>> BEGIN Materials provided
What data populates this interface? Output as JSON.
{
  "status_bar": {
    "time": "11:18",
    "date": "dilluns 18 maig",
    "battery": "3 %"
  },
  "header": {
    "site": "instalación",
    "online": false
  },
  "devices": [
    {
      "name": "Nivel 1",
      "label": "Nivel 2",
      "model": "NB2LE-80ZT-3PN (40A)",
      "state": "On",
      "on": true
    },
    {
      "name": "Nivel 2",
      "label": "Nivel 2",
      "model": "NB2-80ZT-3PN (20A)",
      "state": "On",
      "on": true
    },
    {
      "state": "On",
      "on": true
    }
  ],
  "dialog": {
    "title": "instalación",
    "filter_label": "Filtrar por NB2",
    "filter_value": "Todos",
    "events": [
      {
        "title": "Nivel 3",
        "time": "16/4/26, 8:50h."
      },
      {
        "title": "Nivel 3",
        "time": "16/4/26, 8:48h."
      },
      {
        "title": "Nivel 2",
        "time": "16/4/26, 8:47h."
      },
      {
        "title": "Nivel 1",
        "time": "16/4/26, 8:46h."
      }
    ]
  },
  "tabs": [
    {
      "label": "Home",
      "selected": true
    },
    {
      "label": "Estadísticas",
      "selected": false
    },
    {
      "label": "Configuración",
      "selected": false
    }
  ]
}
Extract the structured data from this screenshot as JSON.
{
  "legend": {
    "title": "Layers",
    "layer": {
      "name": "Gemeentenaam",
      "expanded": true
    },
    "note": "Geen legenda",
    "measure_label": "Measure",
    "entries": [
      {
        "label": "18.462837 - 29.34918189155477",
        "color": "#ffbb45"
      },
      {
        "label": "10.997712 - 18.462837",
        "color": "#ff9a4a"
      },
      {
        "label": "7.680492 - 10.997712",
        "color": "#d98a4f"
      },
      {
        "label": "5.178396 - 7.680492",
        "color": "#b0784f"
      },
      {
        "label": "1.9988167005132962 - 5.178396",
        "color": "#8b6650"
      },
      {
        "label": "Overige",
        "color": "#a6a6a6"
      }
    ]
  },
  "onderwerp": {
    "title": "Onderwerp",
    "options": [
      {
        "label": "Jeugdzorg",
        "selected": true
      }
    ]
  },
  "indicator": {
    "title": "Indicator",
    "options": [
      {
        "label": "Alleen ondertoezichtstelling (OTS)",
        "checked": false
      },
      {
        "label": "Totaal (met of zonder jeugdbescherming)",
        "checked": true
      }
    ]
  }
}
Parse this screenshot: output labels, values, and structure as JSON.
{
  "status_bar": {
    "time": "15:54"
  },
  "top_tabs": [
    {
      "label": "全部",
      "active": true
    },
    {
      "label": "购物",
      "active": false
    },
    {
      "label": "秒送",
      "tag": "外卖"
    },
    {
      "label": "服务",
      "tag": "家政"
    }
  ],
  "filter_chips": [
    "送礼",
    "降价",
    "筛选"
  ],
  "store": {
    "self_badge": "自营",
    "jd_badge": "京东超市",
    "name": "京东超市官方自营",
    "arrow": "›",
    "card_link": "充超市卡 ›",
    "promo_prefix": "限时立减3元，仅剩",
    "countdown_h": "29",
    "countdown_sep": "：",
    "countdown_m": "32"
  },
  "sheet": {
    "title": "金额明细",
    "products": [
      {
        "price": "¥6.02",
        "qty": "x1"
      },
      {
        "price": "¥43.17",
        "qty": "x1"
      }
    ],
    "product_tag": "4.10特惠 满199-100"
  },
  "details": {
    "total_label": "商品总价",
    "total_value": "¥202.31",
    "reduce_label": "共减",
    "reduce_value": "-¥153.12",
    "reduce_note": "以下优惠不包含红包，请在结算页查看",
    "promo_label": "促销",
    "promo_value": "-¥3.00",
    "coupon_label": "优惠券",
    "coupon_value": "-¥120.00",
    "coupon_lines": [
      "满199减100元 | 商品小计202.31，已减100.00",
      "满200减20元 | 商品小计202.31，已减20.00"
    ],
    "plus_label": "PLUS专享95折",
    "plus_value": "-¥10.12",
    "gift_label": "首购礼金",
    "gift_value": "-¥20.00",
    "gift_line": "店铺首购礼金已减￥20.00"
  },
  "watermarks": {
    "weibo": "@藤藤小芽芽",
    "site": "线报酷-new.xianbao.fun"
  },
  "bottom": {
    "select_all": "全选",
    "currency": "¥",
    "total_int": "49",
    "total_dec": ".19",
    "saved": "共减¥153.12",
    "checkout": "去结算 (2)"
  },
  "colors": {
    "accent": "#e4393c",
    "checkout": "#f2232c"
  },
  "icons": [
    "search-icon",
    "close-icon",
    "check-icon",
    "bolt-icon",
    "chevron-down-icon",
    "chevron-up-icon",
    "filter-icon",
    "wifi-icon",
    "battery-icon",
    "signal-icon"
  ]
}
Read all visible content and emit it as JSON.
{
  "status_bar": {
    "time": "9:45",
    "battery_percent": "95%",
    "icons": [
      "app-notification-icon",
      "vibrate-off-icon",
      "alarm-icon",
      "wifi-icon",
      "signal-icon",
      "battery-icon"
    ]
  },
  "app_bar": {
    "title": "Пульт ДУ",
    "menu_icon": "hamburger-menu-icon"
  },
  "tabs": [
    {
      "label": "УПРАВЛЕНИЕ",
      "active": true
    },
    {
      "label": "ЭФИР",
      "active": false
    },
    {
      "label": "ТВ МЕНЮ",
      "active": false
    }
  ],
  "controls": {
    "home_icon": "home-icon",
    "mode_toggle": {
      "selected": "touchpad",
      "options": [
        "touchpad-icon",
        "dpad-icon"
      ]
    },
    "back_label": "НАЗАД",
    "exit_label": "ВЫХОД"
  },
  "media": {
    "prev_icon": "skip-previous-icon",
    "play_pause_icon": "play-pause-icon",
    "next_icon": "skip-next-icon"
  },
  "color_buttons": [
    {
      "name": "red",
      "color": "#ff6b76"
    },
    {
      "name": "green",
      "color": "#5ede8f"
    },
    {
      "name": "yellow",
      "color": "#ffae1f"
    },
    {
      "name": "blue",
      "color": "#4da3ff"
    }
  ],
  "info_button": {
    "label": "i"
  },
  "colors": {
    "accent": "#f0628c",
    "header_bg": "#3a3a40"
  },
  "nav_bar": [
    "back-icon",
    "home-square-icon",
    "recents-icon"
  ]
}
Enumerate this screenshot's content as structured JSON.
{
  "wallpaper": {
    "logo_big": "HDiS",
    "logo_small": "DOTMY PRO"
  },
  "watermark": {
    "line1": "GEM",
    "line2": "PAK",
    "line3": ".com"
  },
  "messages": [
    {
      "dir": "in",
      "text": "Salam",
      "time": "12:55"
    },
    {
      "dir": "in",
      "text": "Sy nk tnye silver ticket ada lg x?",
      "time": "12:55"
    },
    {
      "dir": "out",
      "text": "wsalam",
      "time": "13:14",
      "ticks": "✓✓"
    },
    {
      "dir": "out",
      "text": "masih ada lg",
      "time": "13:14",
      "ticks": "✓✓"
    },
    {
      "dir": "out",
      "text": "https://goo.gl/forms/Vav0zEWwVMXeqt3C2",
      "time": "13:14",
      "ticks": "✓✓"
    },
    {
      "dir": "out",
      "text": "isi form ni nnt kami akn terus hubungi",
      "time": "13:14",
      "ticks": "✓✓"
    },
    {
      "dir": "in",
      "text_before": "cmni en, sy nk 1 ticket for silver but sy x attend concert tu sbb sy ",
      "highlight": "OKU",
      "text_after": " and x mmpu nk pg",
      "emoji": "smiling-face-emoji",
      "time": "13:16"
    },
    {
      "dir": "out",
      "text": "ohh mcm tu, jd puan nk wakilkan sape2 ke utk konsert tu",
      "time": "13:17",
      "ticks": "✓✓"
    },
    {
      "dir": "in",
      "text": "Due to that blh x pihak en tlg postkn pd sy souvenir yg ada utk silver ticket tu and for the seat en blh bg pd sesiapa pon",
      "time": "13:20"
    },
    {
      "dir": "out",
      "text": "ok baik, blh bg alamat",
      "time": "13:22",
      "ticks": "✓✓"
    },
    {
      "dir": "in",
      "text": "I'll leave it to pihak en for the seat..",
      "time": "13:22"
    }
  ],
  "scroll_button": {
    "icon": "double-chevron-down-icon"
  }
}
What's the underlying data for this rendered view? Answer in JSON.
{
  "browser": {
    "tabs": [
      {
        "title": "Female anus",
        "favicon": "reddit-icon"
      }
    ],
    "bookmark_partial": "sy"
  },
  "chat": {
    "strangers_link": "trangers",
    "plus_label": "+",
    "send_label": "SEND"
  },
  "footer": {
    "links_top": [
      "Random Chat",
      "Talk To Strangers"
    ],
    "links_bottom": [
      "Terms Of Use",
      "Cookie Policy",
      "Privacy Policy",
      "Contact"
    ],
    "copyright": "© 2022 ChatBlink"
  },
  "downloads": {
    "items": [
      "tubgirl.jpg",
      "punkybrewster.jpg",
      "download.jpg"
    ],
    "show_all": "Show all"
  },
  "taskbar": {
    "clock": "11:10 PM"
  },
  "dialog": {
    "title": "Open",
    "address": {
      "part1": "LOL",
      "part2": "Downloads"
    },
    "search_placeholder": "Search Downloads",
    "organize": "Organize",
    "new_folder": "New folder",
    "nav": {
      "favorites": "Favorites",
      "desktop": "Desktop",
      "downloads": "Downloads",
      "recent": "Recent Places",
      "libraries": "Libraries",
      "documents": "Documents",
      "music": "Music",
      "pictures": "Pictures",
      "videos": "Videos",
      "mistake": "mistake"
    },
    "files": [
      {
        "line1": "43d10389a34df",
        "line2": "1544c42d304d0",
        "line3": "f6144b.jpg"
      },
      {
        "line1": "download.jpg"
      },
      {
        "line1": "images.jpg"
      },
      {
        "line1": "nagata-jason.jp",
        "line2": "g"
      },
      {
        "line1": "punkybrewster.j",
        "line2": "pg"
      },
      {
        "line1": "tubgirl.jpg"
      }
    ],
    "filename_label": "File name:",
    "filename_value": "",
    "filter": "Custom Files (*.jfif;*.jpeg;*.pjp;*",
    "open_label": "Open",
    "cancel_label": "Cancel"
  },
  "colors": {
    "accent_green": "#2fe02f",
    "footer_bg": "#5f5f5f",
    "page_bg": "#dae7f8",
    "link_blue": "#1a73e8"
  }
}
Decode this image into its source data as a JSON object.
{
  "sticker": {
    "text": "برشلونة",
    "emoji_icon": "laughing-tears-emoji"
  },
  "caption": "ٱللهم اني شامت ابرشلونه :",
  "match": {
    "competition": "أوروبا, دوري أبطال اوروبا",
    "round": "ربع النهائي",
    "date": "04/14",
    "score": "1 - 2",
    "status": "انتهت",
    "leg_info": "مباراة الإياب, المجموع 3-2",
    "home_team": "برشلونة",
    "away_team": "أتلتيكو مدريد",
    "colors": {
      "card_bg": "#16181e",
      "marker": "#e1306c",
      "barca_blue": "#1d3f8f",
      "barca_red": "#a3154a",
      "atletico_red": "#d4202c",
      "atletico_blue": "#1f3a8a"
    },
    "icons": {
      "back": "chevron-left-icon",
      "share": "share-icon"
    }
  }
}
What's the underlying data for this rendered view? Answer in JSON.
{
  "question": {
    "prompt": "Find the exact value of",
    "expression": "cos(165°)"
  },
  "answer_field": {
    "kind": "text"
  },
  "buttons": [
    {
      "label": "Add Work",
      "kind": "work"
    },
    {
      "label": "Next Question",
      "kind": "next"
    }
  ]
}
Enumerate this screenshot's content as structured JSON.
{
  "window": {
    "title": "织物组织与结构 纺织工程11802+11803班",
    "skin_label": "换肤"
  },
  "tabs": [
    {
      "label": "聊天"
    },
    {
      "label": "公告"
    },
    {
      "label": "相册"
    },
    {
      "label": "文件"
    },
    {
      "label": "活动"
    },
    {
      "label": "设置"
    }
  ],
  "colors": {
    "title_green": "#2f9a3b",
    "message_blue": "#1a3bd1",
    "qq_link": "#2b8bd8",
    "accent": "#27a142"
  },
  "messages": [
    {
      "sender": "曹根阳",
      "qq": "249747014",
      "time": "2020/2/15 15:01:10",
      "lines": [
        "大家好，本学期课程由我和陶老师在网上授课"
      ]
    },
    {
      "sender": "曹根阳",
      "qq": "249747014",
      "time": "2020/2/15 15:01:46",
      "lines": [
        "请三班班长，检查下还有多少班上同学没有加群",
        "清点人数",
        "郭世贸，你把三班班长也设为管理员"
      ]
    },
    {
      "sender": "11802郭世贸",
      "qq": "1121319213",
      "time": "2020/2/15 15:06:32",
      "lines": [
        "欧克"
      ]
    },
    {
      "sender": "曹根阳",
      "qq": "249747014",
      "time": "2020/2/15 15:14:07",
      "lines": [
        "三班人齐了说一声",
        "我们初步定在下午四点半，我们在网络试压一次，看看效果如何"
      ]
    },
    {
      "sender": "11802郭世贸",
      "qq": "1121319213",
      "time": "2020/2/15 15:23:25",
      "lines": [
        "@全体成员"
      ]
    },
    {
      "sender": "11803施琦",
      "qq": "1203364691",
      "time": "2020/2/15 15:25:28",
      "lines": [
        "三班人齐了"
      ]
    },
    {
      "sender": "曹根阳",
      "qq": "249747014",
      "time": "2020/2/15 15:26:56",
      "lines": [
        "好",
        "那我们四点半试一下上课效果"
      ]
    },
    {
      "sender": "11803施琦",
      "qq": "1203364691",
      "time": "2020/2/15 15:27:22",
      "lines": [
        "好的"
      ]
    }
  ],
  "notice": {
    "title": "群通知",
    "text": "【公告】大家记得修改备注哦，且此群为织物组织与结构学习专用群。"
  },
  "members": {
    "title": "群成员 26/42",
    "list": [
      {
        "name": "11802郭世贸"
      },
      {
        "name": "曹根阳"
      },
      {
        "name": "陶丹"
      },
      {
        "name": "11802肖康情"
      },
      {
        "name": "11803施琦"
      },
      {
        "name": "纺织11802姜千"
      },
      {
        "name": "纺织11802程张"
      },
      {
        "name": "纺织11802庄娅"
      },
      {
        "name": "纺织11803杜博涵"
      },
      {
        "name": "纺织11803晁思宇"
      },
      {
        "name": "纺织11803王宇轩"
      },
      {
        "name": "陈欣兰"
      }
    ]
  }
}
>> END Materials provided
Requirement:
Find every line containing the word "site", then give the total and nothing more.

Result of this exercise:
2